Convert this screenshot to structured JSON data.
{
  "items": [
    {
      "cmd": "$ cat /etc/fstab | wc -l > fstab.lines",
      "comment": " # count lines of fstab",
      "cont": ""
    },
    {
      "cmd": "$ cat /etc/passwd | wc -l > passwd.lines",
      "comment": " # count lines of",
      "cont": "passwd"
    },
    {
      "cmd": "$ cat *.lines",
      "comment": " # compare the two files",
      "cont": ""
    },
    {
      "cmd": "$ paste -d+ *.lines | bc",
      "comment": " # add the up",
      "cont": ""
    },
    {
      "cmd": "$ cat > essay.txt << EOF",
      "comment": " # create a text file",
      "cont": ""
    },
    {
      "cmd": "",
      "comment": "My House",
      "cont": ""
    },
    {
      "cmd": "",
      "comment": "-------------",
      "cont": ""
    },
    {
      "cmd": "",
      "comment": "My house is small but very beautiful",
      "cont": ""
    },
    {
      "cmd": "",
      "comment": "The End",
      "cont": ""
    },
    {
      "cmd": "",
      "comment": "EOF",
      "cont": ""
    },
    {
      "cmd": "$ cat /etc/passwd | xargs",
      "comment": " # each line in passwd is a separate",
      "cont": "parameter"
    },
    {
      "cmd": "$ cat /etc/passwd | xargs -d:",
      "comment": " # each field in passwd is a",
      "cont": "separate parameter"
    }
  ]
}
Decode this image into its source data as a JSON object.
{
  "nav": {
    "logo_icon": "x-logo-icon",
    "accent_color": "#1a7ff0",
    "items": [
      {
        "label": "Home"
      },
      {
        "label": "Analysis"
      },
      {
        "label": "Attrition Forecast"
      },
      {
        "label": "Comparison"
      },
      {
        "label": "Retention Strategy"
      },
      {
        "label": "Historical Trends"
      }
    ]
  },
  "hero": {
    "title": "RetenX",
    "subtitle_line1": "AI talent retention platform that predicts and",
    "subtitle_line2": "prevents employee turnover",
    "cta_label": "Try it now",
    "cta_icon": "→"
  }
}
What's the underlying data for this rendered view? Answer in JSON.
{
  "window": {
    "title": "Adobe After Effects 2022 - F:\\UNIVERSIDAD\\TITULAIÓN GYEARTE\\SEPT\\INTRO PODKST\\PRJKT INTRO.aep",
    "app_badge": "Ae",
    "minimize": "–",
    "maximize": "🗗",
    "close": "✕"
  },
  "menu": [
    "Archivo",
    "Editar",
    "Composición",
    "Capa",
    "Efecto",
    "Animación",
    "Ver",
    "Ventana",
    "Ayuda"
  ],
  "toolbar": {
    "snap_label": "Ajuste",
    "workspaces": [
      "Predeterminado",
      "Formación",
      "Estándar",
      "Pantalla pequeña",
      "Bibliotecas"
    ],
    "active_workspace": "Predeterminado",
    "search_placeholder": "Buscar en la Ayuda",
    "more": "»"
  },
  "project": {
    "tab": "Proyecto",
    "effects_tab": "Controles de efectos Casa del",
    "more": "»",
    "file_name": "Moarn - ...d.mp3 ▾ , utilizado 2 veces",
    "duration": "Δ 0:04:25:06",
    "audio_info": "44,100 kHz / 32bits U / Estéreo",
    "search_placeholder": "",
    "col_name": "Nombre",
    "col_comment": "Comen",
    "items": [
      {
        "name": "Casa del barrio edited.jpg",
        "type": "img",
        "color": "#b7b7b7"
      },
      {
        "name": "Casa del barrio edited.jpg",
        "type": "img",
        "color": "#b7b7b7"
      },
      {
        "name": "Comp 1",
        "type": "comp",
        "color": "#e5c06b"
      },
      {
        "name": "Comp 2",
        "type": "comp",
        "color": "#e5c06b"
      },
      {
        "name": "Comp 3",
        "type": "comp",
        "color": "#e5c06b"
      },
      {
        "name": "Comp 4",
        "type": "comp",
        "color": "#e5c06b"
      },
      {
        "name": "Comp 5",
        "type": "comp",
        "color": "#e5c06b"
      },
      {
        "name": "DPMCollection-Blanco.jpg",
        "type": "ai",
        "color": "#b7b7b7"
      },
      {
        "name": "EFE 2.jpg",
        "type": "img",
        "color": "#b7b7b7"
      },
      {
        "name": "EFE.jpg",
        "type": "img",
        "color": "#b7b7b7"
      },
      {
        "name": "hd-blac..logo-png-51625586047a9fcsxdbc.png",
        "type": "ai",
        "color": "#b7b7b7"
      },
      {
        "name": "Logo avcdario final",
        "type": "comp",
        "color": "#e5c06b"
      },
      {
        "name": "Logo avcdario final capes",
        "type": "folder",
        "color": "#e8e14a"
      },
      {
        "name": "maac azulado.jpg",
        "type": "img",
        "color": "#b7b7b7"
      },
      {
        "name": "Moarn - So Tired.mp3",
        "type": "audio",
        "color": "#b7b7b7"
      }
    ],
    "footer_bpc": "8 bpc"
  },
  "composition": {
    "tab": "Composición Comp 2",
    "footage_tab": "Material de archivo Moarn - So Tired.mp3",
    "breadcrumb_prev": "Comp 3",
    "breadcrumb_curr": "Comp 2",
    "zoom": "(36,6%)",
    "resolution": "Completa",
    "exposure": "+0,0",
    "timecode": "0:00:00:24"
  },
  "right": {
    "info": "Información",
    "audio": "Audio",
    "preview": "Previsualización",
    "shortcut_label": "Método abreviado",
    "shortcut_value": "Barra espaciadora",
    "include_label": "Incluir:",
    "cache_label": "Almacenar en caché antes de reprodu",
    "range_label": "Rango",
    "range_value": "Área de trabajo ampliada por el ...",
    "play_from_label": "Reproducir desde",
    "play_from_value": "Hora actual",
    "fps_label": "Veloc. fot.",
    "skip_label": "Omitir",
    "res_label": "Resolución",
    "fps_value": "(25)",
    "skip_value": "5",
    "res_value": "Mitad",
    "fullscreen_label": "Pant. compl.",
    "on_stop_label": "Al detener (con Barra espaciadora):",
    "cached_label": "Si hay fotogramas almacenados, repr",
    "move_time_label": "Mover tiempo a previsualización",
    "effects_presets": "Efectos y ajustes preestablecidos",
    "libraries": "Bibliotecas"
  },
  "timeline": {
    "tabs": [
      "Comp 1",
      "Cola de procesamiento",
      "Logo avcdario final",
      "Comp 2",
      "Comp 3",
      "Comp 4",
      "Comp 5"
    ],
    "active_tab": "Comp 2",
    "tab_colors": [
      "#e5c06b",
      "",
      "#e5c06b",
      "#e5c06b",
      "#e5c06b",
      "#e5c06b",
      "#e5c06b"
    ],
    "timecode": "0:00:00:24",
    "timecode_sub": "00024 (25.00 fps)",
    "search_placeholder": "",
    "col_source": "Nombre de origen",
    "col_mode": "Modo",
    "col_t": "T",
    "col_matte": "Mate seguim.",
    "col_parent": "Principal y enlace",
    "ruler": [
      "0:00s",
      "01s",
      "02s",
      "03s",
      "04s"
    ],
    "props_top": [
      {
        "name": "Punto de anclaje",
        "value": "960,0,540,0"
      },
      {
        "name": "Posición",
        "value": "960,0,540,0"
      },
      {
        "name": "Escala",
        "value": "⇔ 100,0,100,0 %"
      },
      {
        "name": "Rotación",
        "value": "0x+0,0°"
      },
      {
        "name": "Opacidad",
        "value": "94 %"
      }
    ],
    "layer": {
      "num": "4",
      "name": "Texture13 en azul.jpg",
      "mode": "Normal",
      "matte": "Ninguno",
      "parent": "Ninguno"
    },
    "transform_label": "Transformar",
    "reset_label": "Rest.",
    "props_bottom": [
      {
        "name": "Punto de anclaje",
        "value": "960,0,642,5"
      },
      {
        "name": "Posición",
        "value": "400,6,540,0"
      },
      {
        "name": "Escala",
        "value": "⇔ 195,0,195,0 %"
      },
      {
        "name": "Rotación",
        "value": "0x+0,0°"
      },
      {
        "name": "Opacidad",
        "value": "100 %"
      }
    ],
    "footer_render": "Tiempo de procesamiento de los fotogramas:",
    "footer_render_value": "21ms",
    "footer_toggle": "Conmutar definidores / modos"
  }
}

*****

**WORK INSTRUCTIONS:** In the material above, find each line that contains the word "lines", and select it.

**RESULT OF THIS EXERCISE:**
      "cmd": "$ cat /etc/fstab | wc -l > fstab.lines",
      "comment": " # count lines of fstab",
      "cmd": "$ cat /etc/passwd | wc -l > passwd.lines",
      "comment": " # count lines of",
      "cmd": "$ cat *.lines",
      "cmd": "$ paste -d+ *.lines | bc",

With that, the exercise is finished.